Exercise task = Copy out the lines from the one containing "Localize each UI" through the one containing "x-tick-label: 0.4 [329, 542, 360, 564]", unchanged.

Extracted entries =
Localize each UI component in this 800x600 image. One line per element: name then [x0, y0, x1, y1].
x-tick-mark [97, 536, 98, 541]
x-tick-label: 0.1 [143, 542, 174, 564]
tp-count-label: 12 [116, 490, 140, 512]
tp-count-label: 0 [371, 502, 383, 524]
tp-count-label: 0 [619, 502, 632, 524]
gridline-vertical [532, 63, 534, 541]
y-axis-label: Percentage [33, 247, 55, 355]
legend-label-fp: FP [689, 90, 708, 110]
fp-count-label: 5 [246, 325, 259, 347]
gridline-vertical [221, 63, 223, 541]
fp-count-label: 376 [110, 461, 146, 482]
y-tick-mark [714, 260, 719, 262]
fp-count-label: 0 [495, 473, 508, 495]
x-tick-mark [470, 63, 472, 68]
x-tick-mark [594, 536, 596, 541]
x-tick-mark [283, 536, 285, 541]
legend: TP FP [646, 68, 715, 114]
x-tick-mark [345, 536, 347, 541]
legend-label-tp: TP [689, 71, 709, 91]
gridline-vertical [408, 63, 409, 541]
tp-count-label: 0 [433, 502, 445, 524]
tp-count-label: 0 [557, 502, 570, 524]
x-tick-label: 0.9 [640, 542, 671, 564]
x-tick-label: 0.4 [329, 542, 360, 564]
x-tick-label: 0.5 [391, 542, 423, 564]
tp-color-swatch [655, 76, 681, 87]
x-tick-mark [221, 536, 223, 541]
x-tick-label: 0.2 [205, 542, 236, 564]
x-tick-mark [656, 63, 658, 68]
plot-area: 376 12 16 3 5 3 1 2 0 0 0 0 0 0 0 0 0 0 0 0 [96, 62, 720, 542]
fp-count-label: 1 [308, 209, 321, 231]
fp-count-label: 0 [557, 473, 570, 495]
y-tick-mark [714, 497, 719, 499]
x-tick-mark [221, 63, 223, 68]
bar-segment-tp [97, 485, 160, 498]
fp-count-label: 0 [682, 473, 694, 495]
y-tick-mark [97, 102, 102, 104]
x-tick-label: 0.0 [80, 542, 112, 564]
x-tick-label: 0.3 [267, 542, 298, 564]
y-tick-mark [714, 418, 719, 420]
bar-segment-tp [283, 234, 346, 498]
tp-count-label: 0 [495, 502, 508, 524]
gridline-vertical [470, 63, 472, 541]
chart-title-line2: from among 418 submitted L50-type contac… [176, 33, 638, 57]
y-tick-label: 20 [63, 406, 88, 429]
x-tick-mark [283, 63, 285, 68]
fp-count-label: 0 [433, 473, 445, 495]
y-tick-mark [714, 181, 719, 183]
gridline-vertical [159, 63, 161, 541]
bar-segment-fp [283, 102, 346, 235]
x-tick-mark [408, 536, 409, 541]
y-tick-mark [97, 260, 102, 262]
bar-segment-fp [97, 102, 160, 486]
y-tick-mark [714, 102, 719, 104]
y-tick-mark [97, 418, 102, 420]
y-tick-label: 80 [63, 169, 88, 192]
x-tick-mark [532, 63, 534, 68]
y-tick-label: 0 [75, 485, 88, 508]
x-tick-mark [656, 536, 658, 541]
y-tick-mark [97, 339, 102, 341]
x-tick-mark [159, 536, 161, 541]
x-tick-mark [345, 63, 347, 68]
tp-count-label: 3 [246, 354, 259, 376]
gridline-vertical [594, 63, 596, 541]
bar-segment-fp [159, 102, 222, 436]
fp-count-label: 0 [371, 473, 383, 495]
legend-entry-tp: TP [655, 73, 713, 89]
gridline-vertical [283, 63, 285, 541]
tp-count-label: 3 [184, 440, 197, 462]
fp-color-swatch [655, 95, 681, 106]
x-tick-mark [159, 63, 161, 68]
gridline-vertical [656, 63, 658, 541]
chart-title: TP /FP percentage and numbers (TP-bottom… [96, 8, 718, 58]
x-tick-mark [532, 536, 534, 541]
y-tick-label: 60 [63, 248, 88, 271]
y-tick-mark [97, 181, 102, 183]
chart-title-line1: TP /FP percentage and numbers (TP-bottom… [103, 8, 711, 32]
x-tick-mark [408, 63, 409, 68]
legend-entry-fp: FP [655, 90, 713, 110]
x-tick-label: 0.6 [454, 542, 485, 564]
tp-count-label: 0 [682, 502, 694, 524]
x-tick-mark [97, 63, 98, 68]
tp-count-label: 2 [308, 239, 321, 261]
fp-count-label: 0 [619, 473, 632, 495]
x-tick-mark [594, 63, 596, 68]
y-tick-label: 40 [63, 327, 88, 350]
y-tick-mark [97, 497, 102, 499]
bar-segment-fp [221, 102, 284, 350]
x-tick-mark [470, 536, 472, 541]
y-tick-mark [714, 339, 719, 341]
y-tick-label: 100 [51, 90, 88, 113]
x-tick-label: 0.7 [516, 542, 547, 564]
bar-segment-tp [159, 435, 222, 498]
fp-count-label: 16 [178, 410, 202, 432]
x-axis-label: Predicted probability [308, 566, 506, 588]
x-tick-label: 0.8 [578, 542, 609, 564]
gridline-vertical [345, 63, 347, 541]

---

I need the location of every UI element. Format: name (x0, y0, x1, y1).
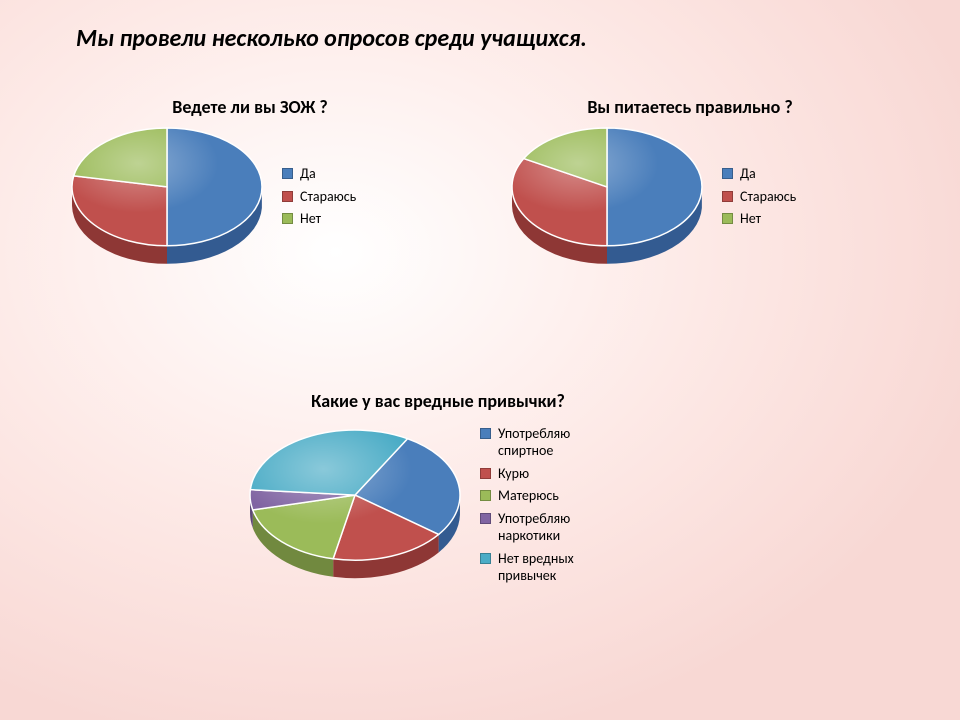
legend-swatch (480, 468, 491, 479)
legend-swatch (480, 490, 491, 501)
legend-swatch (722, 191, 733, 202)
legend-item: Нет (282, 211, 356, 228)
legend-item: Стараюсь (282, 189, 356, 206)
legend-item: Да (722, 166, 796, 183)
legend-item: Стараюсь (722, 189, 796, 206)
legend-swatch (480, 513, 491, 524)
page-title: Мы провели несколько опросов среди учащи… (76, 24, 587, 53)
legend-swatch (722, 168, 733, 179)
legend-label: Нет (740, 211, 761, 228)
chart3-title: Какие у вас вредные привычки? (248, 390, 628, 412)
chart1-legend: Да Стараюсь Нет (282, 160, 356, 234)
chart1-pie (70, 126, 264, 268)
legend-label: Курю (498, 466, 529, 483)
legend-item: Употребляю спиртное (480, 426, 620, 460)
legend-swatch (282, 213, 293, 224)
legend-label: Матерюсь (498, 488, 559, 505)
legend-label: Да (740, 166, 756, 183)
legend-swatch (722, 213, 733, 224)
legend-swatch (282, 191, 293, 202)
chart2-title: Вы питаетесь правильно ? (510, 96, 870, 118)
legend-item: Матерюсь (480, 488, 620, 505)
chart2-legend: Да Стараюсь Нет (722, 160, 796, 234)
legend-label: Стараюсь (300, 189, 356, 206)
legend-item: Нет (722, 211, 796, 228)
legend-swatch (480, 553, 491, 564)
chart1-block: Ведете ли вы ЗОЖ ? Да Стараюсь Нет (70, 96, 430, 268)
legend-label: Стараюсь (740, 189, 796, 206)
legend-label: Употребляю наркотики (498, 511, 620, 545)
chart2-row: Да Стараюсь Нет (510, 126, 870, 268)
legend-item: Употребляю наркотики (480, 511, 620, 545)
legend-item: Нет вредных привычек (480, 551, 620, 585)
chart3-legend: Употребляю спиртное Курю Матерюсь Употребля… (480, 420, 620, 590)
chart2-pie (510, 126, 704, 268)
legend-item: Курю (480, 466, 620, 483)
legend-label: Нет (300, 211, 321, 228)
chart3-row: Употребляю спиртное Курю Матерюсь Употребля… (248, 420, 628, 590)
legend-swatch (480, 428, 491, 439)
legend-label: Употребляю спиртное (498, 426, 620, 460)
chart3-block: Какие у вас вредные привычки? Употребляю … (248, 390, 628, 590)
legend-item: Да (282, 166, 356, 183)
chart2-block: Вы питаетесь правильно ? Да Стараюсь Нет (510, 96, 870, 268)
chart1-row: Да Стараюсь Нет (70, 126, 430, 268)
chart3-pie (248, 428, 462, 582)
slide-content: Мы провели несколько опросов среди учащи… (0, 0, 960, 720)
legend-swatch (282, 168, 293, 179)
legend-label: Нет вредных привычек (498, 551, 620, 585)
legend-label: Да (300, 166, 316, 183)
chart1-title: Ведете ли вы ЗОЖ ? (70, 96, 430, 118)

--

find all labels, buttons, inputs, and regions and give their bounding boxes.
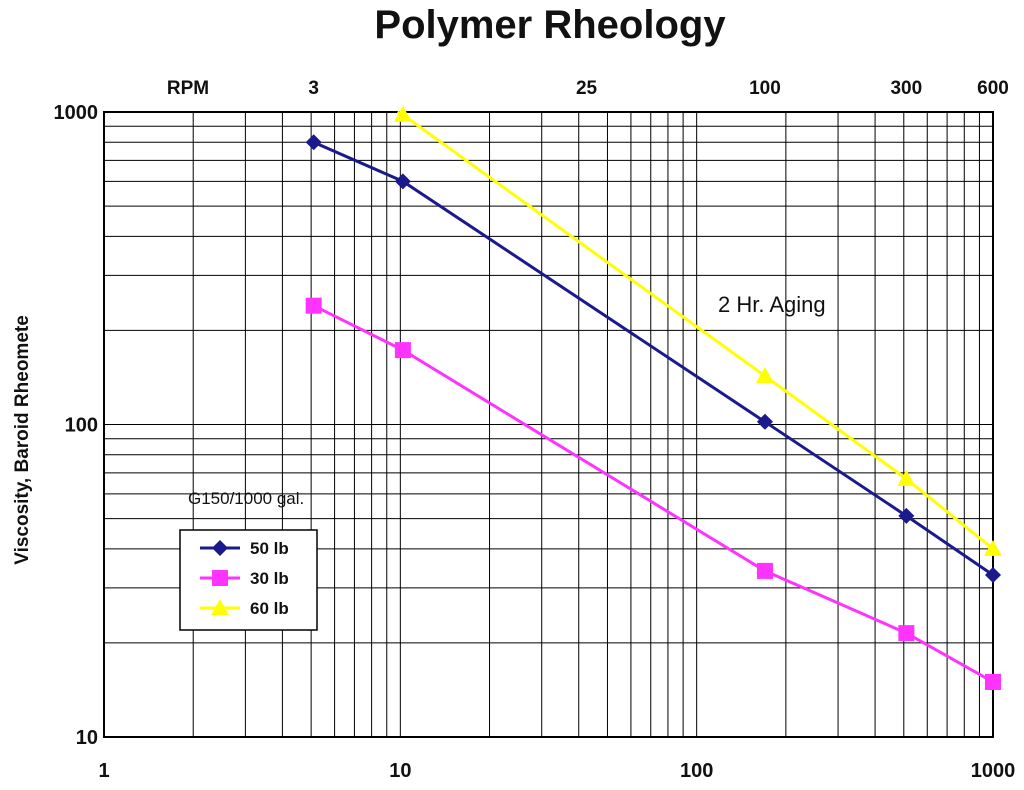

Response for this exercise =
Localize each UI component in this 800x600 image. One line per element: name then [x0, y0, x1, y1].
x-tick-mark [97, 536, 98, 541]
x-tick-label: 0.1 [143, 542, 174, 564]
tp-count-label: 12 [116, 490, 140, 512]
tp-count-label: 0 [371, 502, 383, 524]
tp-count-label: 0 [619, 502, 632, 524]
gridline-vertical [532, 63, 534, 541]
y-axis-label: Percentage [33, 247, 55, 355]
legend-label-fp: FP [689, 90, 708, 110]
fp-count-label: 5 [246, 325, 259, 347]
gridline-vertical [221, 63, 223, 541]
fp-count-label: 376 [110, 461, 146, 482]
y-tick-mark [714, 260, 719, 262]
fp-count-label: 0 [495, 473, 508, 495]
x-tick-mark [470, 63, 472, 68]
x-tick-mark [594, 536, 596, 541]
x-tick-mark [283, 536, 285, 541]
legend: TP FP [646, 68, 715, 114]
x-tick-mark [345, 536, 347, 541]
legend-label-tp: TP [689, 71, 709, 91]
gridline-vertical [408, 63, 409, 541]
tp-count-label: 0 [433, 502, 445, 524]
tp-count-label: 0 [557, 502, 570, 524]
x-tick-label: 0.9 [640, 542, 671, 564]
x-tick-label: 0.4 [329, 542, 360, 564]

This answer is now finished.